Job Preparation task:
CommandLine: /bin/bash -c "cd $AZ_BATCH_NODE_SHARED_DIR && tar -xvf $AZ_BATCH_JOB_PREP_WORKING_DIR/app.tar.gz && sudo su && pip3 install -r requirements.txt "
ResourceFiles:
	https://covidiabatchstorage.blob.core.windows.net/application/app.tar.gz?se=2020-04-15T17%3A09%3A11Z&sp=r&sv=2018-03-28&sr=b&sig=BtZ6zgC9z8Mq94tO/6JYr9Eji5%2B8w3Suy53F5h%2BJslU%3D


In [16]:
# setup job
job = batchmodels.JobAddParameter(
    id=job_id,
    pool_info=batchmodels.PoolInformation(pool_id=pool.id),
    job_preparation_task = jobTask)

# create job
print('Creating job [{}]...'.format(job.id))

try:
    batch_client.job.add(job)
except batchmodels.batch_error.BatchErrorException as err:
    print_batch_exception(err)
    if err.error.code != "JobExists":
        raise
    else:
        print("Job {!r} already exists".format(job_id))

Creating job [SimulationJob_2020_4_14_a964935e-7e72-11ea-a754-793f197936c4]...


## Adding Tasks to the Job
Now that our application is correctly configured and we made sure Python is installed in all nodes, we need to setup a task to run a work item. We can launch many tasks inside the same job and Azure Batch will assign it to any VMs in the pool.

In this example, we will create as many tasks as files in input_data (a local folder in this repo). This is a simple way of doing paralel processing of a large file when splits can be done. Another option is simple iterating over an array of parameter values and creating a task for each different value. We illustrate here the most complicated scenario which involves passing different input files to the script and uploading those files to the input container in the storage account.

These tasks also write output to storage. The main.py script writes an output file and we configure the task to upload these files to the output container we created earlier. It is done after the task ends successfully

In [17]:
# get a sas url for write access to output container. This will be used so we can persist task output files
output_container_sas = create_container_sas_token(blob_client, container_name=output_container_name, permission=azureblob.BlobPermissions.WRITE)
print(output_container_sas)

https://covidiabatchstorage.blob.core.windows.net/output?se=2020-04-15T17%3A09%3A12Z&sp=w&sv=2018-03-28&sr=c&sig=CIcb7cX1bjYs%2BLyBhsPQQHBrtKtKZUHn2jOoSpcV8RI%3D


In [18]:
# we get a list of input files
file_list = glob.glob("input_data/*.dat")
········
• About this task
Rewrite the Azure Batch notebook starting at "# create job" and ending at "print_batch_exception(err)", with "Creating job" changed to "Submitting job".

Excerpts from a dataset
········
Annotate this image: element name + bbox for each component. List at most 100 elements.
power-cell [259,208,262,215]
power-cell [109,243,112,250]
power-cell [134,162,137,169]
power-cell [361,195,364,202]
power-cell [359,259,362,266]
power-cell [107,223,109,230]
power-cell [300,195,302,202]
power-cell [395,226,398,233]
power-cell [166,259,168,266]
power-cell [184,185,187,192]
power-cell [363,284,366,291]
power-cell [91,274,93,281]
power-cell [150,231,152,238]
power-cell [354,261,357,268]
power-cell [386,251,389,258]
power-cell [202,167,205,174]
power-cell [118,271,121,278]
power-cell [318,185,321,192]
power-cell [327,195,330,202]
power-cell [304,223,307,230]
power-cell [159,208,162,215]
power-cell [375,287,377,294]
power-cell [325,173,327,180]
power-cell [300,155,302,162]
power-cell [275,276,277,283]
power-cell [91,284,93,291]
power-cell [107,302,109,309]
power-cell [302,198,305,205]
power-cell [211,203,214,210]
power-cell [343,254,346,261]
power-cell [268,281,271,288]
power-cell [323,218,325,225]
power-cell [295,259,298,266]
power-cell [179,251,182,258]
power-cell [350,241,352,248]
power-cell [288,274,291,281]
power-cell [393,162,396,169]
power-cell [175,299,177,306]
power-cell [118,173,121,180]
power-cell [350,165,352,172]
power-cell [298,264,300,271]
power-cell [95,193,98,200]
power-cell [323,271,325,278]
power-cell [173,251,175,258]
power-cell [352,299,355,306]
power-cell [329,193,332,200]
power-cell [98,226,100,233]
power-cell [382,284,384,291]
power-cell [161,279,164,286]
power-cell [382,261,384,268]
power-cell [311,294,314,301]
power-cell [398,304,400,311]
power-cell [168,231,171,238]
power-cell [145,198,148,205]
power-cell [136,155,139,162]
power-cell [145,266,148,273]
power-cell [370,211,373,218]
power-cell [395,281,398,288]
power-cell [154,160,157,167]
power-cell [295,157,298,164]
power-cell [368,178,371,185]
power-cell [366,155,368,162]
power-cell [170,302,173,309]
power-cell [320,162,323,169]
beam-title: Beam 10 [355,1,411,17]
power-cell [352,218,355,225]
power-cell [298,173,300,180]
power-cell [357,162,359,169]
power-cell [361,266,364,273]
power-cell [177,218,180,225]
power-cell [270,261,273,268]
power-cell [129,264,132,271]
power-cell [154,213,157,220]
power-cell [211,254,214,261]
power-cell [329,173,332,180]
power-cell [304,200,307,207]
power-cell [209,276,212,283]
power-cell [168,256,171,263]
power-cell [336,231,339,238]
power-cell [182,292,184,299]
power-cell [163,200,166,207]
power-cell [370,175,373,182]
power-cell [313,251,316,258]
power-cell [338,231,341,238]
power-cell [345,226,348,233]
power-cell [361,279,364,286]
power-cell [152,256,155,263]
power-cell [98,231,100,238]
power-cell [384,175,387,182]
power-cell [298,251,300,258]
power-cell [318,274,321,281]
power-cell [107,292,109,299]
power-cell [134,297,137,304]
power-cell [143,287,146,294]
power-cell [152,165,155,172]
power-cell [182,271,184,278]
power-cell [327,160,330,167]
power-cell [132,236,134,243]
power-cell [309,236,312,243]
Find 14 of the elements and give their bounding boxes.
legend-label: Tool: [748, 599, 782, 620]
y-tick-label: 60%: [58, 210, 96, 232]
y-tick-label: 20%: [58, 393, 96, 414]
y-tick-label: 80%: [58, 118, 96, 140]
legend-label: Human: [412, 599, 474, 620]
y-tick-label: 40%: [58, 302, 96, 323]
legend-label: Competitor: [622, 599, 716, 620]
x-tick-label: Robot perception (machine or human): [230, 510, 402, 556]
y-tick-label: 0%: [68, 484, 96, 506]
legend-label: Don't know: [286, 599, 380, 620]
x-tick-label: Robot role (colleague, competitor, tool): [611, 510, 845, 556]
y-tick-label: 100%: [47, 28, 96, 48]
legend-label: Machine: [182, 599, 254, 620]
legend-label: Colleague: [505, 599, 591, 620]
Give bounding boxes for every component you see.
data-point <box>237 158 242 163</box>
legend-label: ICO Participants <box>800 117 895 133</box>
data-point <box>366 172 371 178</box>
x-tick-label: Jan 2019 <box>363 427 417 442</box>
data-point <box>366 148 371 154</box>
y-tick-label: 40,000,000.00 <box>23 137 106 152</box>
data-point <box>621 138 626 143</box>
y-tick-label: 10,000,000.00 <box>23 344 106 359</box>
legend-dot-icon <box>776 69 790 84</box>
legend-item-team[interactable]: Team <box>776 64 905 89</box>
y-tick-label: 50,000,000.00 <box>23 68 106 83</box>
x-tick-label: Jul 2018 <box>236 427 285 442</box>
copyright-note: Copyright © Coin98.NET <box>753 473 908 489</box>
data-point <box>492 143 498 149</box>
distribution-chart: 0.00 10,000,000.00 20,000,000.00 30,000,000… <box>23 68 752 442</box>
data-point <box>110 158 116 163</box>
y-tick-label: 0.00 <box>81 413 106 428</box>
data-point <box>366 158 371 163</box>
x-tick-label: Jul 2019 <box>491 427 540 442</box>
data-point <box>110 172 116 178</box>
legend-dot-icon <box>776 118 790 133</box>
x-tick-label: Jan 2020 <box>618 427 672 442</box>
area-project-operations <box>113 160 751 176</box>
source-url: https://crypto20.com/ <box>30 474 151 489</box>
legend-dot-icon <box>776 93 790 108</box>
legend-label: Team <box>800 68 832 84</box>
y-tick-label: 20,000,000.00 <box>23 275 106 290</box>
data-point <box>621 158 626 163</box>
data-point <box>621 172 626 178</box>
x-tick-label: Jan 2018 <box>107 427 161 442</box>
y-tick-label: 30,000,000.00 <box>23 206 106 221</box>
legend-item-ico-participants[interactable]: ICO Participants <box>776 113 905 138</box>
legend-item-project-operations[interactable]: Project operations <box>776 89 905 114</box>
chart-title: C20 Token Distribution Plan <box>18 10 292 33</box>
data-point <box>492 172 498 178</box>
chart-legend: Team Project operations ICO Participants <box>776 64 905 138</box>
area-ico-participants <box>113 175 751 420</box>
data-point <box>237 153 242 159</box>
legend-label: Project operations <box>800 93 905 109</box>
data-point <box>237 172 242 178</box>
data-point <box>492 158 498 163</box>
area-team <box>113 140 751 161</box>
········
• Answer section
# create job
print('Submitting job [{}]...'.format(job.id))

try:
    batch_client.job.add(job)
except batchmodels.batch_error.BatchErrorException as err:
    print_batch_exception(err)